In how many lines of the material does the string "note" appear, with case counting? Give only the number.
>> START Supplied material
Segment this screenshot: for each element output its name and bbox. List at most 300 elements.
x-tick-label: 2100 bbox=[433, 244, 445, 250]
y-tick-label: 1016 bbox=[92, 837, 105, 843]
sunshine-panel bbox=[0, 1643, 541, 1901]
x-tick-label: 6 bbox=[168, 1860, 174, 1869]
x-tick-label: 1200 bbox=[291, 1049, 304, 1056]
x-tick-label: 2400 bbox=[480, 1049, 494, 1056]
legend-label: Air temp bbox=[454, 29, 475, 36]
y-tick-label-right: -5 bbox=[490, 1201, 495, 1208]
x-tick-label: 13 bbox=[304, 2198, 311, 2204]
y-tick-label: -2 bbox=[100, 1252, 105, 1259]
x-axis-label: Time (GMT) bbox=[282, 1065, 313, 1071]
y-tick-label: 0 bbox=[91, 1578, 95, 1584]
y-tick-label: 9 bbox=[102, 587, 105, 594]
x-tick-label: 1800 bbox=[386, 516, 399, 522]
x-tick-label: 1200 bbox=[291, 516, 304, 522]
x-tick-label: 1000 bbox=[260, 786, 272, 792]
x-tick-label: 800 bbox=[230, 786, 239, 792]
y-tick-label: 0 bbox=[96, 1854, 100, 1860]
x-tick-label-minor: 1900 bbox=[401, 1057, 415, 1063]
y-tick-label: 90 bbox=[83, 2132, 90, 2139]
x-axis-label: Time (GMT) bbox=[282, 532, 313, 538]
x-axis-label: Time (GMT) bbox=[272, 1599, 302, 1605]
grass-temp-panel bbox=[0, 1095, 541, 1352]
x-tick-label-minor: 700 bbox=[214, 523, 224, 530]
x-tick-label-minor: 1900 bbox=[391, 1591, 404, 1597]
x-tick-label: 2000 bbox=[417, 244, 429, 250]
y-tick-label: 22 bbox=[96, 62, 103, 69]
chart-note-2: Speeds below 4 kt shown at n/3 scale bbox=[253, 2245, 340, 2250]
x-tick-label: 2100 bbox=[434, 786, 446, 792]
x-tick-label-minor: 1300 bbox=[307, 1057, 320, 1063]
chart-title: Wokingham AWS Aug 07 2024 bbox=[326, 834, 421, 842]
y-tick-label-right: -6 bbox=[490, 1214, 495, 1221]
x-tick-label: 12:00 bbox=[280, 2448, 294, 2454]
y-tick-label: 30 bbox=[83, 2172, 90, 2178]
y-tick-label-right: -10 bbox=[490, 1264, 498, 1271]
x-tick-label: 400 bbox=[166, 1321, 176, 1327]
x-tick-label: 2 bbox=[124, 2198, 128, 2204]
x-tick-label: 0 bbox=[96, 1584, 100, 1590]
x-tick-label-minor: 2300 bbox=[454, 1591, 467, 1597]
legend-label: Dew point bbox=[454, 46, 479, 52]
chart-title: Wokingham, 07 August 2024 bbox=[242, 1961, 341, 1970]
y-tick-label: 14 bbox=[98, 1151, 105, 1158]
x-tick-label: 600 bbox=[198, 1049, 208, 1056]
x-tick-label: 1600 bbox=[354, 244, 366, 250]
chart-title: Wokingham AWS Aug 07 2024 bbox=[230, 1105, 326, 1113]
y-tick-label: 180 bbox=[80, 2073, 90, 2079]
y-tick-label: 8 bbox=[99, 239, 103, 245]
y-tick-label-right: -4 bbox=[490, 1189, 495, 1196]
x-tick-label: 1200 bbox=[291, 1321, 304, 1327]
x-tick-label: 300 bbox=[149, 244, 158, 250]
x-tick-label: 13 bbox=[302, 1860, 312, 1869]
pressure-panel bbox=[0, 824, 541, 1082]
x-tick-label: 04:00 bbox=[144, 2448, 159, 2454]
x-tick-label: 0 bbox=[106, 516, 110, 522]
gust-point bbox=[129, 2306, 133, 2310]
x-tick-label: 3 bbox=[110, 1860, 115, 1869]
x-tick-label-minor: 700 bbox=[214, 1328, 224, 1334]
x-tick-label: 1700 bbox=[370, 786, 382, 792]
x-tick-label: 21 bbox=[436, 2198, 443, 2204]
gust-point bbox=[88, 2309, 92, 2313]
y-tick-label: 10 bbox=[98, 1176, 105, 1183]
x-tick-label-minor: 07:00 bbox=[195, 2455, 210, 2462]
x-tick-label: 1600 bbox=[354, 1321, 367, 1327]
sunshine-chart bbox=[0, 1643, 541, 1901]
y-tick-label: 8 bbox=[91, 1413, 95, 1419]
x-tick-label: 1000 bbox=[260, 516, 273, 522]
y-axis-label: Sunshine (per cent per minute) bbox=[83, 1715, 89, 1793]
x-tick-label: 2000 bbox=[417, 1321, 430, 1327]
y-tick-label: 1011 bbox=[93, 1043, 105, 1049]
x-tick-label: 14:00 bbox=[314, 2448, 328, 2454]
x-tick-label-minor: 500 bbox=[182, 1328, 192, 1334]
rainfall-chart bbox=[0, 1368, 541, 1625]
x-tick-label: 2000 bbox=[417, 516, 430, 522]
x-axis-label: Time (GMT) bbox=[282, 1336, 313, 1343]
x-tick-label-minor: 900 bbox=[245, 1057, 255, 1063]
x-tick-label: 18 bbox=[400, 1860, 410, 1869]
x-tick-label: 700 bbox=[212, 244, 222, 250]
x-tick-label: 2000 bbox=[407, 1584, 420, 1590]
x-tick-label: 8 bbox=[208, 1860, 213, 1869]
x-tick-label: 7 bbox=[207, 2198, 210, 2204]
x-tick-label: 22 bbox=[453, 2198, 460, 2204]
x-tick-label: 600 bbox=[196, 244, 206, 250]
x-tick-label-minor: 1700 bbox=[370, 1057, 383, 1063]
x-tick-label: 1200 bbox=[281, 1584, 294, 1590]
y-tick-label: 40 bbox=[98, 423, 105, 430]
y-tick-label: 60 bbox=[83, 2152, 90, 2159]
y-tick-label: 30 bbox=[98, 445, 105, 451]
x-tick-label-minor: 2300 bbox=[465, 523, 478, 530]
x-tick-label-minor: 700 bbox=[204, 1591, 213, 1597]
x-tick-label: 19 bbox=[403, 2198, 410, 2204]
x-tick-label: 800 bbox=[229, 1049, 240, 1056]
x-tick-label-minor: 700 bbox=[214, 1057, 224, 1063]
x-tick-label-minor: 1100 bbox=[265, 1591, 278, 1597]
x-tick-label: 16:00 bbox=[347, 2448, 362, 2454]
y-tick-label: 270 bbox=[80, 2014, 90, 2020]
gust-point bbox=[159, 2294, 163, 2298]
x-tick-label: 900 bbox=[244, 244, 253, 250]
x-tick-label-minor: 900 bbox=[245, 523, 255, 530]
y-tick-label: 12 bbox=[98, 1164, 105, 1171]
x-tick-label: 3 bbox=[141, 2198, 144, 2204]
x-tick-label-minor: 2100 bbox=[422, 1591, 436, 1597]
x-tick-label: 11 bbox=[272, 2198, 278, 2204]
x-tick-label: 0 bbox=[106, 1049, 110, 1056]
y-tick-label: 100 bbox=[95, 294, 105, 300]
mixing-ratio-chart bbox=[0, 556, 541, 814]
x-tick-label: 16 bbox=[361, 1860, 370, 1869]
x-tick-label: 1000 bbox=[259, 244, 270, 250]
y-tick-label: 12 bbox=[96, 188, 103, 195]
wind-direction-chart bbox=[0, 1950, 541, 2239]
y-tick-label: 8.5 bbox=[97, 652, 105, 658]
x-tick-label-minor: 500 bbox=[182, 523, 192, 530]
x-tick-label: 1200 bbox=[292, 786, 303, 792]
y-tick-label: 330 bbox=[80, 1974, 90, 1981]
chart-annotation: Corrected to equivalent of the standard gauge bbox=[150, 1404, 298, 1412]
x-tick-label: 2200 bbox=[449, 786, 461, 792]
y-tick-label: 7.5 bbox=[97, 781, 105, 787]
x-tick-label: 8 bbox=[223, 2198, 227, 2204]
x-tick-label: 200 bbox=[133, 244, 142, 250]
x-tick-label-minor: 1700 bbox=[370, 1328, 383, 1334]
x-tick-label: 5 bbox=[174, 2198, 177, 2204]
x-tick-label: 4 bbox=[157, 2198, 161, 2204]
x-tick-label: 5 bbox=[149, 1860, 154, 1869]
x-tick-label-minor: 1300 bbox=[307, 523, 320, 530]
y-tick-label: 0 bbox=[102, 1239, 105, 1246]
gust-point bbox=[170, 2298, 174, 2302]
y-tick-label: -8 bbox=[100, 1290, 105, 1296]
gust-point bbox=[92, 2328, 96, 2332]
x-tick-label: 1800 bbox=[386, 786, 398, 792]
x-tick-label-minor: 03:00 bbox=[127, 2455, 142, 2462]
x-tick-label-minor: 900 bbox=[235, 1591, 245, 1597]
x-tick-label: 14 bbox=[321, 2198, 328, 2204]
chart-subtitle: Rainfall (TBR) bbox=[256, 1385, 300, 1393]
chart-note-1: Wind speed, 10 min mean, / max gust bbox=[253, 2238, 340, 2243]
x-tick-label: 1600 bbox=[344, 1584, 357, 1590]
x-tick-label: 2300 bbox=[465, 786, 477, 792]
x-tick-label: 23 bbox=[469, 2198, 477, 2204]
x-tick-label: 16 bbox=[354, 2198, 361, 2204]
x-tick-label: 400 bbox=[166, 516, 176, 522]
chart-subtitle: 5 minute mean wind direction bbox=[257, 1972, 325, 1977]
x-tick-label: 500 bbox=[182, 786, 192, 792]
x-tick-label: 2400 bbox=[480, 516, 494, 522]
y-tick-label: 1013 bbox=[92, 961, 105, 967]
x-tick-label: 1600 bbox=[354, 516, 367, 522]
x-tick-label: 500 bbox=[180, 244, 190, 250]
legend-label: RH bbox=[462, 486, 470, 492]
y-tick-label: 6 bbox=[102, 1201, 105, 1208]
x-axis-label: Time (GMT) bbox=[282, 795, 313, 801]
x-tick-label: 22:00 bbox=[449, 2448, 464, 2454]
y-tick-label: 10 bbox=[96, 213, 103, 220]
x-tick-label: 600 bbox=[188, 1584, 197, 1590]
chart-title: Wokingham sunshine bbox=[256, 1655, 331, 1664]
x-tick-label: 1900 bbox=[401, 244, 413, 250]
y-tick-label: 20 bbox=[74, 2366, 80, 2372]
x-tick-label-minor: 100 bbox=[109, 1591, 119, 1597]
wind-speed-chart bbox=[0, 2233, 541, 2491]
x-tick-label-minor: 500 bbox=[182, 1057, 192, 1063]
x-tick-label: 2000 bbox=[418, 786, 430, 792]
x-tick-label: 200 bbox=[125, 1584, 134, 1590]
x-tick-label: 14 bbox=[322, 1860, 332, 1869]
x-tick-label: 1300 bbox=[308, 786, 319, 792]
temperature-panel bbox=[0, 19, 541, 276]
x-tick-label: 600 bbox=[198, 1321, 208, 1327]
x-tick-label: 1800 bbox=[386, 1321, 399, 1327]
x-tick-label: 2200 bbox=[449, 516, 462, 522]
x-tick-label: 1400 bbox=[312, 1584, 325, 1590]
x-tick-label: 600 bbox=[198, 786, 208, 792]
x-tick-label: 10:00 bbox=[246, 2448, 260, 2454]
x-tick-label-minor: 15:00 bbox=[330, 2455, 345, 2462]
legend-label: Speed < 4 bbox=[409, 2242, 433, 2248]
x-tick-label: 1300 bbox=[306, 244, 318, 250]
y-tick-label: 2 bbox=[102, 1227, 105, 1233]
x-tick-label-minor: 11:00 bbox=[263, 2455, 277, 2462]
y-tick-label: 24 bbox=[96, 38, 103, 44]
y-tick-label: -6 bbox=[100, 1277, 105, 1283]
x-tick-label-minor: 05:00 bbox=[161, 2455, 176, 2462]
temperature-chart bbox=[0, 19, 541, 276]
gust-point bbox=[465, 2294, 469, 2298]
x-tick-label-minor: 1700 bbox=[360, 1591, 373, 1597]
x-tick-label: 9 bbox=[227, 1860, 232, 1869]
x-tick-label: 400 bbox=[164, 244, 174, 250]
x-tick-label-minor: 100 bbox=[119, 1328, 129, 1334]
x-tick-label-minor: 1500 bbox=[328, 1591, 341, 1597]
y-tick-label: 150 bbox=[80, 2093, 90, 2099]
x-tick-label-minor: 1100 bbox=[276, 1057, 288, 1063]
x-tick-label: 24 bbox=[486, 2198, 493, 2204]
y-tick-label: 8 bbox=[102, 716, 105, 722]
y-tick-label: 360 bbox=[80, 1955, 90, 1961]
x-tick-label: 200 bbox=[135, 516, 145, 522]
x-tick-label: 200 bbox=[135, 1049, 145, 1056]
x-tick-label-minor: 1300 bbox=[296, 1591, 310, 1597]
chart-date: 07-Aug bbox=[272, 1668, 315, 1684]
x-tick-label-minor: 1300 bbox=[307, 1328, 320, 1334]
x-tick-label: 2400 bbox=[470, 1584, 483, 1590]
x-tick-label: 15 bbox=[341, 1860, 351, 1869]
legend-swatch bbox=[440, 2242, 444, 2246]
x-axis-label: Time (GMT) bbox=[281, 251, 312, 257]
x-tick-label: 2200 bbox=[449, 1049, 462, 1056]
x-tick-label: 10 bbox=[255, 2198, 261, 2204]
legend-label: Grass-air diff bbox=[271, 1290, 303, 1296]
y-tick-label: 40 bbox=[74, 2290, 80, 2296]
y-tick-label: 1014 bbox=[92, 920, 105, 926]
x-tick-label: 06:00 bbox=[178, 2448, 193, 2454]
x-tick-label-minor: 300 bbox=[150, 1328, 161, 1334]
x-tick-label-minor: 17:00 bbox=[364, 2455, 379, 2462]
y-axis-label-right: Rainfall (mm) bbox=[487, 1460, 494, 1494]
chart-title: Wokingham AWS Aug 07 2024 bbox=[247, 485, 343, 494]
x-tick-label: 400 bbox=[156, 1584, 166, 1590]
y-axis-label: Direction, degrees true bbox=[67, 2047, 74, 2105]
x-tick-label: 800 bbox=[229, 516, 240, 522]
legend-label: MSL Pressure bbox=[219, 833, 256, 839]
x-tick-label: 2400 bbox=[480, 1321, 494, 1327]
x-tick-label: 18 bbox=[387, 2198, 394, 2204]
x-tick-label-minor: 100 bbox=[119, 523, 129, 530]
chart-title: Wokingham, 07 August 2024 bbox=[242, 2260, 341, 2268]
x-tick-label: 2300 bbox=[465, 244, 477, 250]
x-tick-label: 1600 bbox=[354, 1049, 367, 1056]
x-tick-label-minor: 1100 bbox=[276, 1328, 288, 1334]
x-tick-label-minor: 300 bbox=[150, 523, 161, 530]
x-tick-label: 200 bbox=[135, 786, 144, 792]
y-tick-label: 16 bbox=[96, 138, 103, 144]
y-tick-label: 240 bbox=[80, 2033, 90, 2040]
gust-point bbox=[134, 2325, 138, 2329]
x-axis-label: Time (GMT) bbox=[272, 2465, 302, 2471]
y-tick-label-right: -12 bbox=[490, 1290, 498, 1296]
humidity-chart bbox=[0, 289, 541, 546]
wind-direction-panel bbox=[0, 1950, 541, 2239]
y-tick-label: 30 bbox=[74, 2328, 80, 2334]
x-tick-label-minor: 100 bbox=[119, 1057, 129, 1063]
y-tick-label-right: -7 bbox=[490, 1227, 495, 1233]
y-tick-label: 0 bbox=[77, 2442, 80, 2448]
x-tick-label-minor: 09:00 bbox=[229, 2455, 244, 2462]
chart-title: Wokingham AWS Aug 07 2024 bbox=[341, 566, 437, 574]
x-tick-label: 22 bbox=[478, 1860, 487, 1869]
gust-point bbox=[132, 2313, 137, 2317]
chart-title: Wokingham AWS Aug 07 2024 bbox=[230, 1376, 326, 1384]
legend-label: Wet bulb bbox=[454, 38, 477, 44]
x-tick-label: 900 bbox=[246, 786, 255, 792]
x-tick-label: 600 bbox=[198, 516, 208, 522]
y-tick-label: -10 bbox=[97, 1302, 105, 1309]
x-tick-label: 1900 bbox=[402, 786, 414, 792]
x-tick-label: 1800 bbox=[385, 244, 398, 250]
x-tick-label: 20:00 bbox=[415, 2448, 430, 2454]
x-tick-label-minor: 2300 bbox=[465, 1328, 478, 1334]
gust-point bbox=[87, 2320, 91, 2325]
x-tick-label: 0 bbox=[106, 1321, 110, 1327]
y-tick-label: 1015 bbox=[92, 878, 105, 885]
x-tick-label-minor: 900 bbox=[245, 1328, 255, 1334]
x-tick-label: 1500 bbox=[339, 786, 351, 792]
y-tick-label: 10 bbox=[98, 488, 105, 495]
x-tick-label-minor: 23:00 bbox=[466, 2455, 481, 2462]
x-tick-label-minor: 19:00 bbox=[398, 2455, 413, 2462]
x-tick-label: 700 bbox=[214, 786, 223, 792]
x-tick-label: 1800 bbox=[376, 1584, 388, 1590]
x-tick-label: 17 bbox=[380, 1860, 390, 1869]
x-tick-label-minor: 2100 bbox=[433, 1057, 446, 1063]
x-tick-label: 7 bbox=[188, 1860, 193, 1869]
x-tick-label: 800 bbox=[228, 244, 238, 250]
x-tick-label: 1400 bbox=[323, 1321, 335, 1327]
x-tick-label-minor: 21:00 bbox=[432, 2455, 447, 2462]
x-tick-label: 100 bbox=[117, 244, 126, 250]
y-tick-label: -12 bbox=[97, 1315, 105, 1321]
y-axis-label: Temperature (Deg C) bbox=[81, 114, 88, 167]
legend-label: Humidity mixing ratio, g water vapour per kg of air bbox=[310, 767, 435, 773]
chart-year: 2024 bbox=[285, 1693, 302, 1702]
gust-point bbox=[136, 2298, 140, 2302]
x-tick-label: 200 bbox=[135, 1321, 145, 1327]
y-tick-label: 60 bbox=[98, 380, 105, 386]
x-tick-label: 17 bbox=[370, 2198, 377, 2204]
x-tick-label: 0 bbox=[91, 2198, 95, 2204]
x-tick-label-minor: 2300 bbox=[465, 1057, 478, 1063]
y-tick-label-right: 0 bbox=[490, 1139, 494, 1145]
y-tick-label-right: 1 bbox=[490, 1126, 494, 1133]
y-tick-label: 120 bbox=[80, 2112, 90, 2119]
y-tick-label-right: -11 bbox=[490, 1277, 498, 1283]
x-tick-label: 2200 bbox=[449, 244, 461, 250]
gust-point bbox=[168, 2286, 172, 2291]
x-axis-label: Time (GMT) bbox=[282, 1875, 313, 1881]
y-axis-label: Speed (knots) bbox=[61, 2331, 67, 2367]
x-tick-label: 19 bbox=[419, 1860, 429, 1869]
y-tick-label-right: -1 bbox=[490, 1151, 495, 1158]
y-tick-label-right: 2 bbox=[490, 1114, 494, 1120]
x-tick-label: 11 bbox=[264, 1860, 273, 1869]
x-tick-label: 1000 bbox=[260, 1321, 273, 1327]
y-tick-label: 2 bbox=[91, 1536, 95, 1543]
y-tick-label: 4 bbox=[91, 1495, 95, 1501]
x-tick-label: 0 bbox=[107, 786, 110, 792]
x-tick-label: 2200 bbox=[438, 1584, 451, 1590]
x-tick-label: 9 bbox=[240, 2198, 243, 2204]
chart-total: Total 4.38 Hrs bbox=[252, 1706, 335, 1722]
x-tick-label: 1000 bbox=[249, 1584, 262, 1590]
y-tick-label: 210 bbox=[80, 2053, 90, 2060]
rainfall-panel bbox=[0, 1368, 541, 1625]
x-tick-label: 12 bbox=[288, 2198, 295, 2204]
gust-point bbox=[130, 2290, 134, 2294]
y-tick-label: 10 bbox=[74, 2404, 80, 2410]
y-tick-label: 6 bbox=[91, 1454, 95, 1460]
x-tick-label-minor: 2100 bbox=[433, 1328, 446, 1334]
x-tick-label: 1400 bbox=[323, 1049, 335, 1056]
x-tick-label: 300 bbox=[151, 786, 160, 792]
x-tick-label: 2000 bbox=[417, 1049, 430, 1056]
>> END Supplied material
## Solution to this exercise
2